[Collected data entries]

--------------------------------

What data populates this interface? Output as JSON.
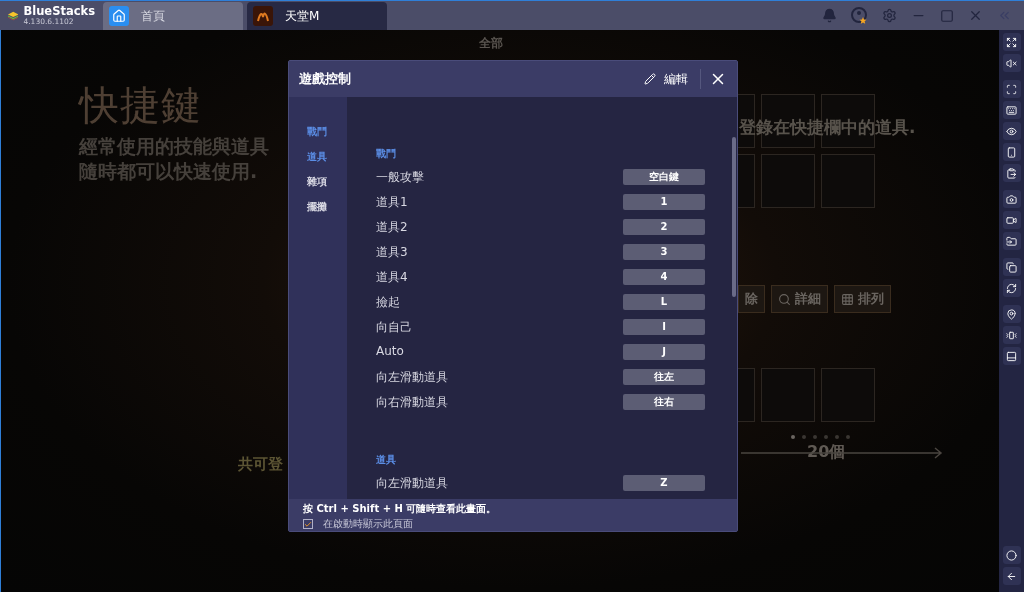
{
  "titlebar": {
    "app_name": "BlueStacks",
    "version": "4.130.6.1102",
    "tabs": [
      {
        "label": "首頁",
        "selected": false,
        "kind": "home"
      },
      {
        "label": "天堂M",
        "selected": true,
        "kind": "game"
      }
    ]
  },
  "game_background": {
    "top_tab": "全部",
    "title": "快捷鍵",
    "subtitle_lines": [
      "經常使用的技能與道具",
      "隨時都可以快速使用."
    ],
    "hint": "登錄在快捷欄中的道具.",
    "partial_button": "除",
    "buttons": [
      "詳細",
      "排列"
    ],
    "count_label": "共可登",
    "count": "20個"
  },
  "dialog": {
    "title": "遊戲控制",
    "edit_label": "編輯",
    "nav": [
      {
        "label": "戰鬥",
        "selected": true
      },
      {
        "label": "道具",
        "selected": true
      },
      {
        "label": "雜項",
        "selected": false
      },
      {
        "label": "擺攤",
        "selected": false
      }
    ],
    "sections": [
      {
        "heading": "戰鬥",
        "bindings": [
          {
            "action": "一般攻擊",
            "key": "空白鍵"
          },
          {
            "action": "道具1",
            "key": "1"
          },
          {
            "action": "道具2",
            "key": "2"
          },
          {
            "action": "道具3",
            "key": "3"
          },
          {
            "action": "道具4",
            "key": "4"
          },
          {
            "action": "撿起",
            "key": "L"
          },
          {
            "action": "向自己",
            "key": "I"
          },
          {
            "action": "Auto",
            "key": "J"
          },
          {
            "action": "向左滑動道具",
            "key": "往左"
          },
          {
            "action": "向右滑動道具",
            "key": "往右"
          }
        ]
      },
      {
        "heading": "道具",
        "bindings": [
          {
            "action": "向左滑動道具",
            "key": "Z"
          }
        ]
      }
    ],
    "footer": {
      "hint": "按 Ctrl + Shift + H 可隨時查看此畫面。",
      "show_on_start": {
        "label": "在啟動時顯示此頁面",
        "checked": true
      }
    }
  }
}
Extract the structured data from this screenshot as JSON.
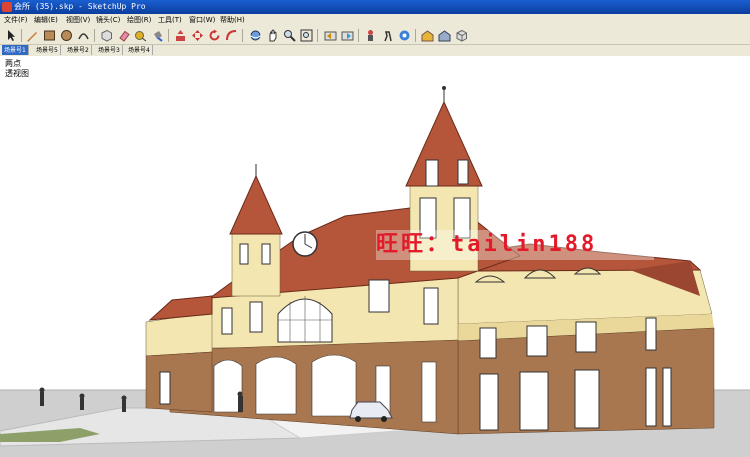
{
  "window": {
    "title": "会所 (35).skp - SketchUp Pro"
  },
  "menu": [
    "文件(F)",
    "编辑(E)",
    "视图(V)",
    "镜头(C)",
    "绘图(R)",
    "工具(T)",
    "窗口(W)",
    "帮助(H)"
  ],
  "toolbar_icons": [
    "select-icon",
    "pencil-icon",
    "rectangle-icon",
    "circle-icon",
    "arc-icon",
    "eraser-icon",
    "paint-bucket-icon",
    "push-pull-icon",
    "move-icon",
    "rotate-icon",
    "scale-icon",
    "offset-icon",
    "orbit-icon",
    "pan-icon",
    "zoom-icon",
    "zoom-extents-icon",
    "previous-view-icon",
    "next-view-icon",
    "position-camera-icon",
    "walk-icon",
    "look-around-icon",
    "get-models-icon",
    "share-model-icon",
    "components-icon"
  ],
  "scene_tabs": [
    "场景号1",
    "场景号5",
    "场景号2",
    "场景号3",
    "场景号4"
  ],
  "active_tab": 0,
  "viewport": {
    "scene_label_1": "两点",
    "scene_label_2": "透视图"
  },
  "watermark": "旺旺：tailin188",
  "colors": {
    "titlebar": "#0b3d9e",
    "chrome": "#ece9d8",
    "active_tab": "#316ac5",
    "roof": "#b5563a",
    "wall": "#f3e6b0",
    "stone": "#a9774f",
    "ground": "#cfcfcf",
    "watermark": "#e21a2a"
  }
}
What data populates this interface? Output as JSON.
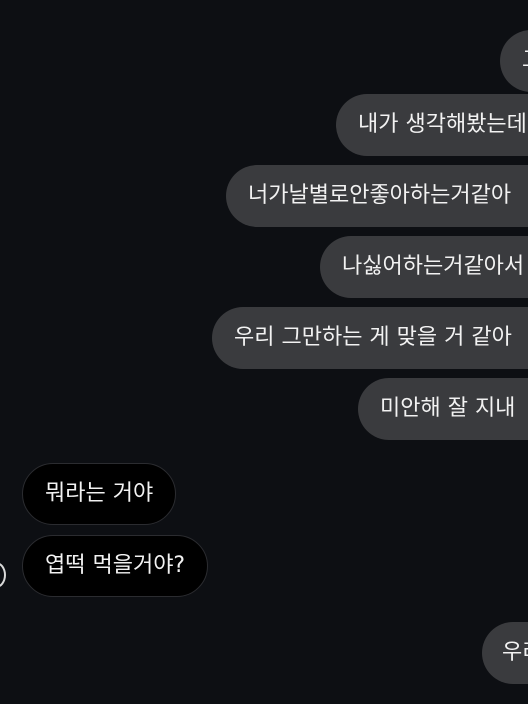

--------------------------------

= Set task =
All the lines above are to be given again exactly as they read, with the pictures removed.

= Written solution =
What data populates this interface? Output as JSON.
{
  "titlebar": {
    "app_name": "BlueStacks",
    "version": "4.130.6.1102",
    "tabs": [
      {
        "label": "首頁",
        "selected": false,
        "kind": "home"
      },
      {
        "label": "天堂M",
        "selected": true,
        "kind": "game"
      }
    ]
  },
  "game_background": {
    "top_tab": "全部",
    "title": "快捷鍵",
    "subtitle_lines": [
      "經常使用的技能與道具",
      "隨時都可以快速使用."
    ],
    "hint": "登錄在快捷欄中的道具.",
    "partial_button": "除",
    "buttons": [
      "詳細",
      "排列"
    ],
    "count_label": "共可登",
    "count": "20個"
  },
  "dialog": {
    "title": "遊戲控制",
    "edit_label": "編輯",
    "nav": [
      {
        "label": "戰鬥",
        "selected": true
      },
      {
        "label": "道具",
        "selected": true
      },
      {
        "label": "雜項",
        "selected": false
      },
      {
        "label": "擺攤",
        "selected": false
      }
    ],
    "sections": [
      {
        "heading": "戰鬥",
        "bindings": [
          {
            "action": "一般攻擊",
            "key": "空白鍵"
          },
          {
            "action": "道具1",
            "key": "1"
          },
          {
            "action": "道具2",
            "key": "2"
          },
          {
            "action": "道具3",
            "key": "3"
          },
          {
            "action": "道具4",
            "key": "4"
          },
          {
            "action": "撿起",
            "key": "L"
          },
          {
            "action": "向自己",
            "key": "I"
          },
          {
            "action": "Auto",
            "key": "J"
          },
          {
            "action": "向左滑動道具",
            "key": "往左"
          },
          {
            "action": "向右滑動道具",
            "key": "往右"
          }
        ]
      },
      {
        "heading": "道具",
        "bindings": [
          {
            "action": "向左滑動道具",
            "key": "Z"
          }
        ]
      }
    ],
    "footer": {
      "hint": "按 Ctrl + Shift + H 可隨時查看此畫面。",
      "show_on_start": {
        "label": "在啟動時顯示此頁面",
        "checked": true
      }
    }
  }
}
Extract the structured data from this screenshot as JSON.
{
  "window": {
    "title": "会所 (35).skp - SketchUp Pro"
  },
  "menu": [
    "文件(F)",
    "编辑(E)",
    "视图(V)",
    "镜头(C)",
    "绘图(R)",
    "工具(T)",
    "窗口(W)",
    "帮助(H)"
  ],
  "toolbar_icons": [
    "select-icon",
    "pencil-icon",
    "rectangle-icon",
    "circle-icon",
    "arc-icon",
    "eraser-icon",
    "paint-bucket-icon",
    "push-pull-icon",
    "move-icon",
    "rotate-icon",
    "scale-icon",
    "offset-icon",
    "orbit-icon",
    "pan-icon",
    "zoom-icon",
    "zoom-extents-icon",
    "previous-view-icon",
    "next-view-icon",
    "position-camera-icon",
    "walk-icon",
    "look-around-icon",
    "get-models-icon",
    "share-model-icon",
    "components-icon"
  ],
  "scene_tabs": [
    "场景号1",
    "场景号5",
    "场景号2",
    "场景号3",
    "场景号4"
  ],
  "active_tab": 0,
  "viewport": {
    "scene_label_1": "两点",
    "scene_label_2": "透视图"
  },
  "watermark": "旺旺：tailin188",
  "colors": {
    "titlebar": "#0b3d9e",
    "chrome": "#ece9d8",
    "active_tab": "#316ac5",
    "roof": "#b5563a",
    "wall": "#f3e6b0",
    "stone": "#a9774f",
    "ground": "#cfcfcf",
    "watermark": "#e21a2a"
  }
}
What data populates this interface? Output as JSON.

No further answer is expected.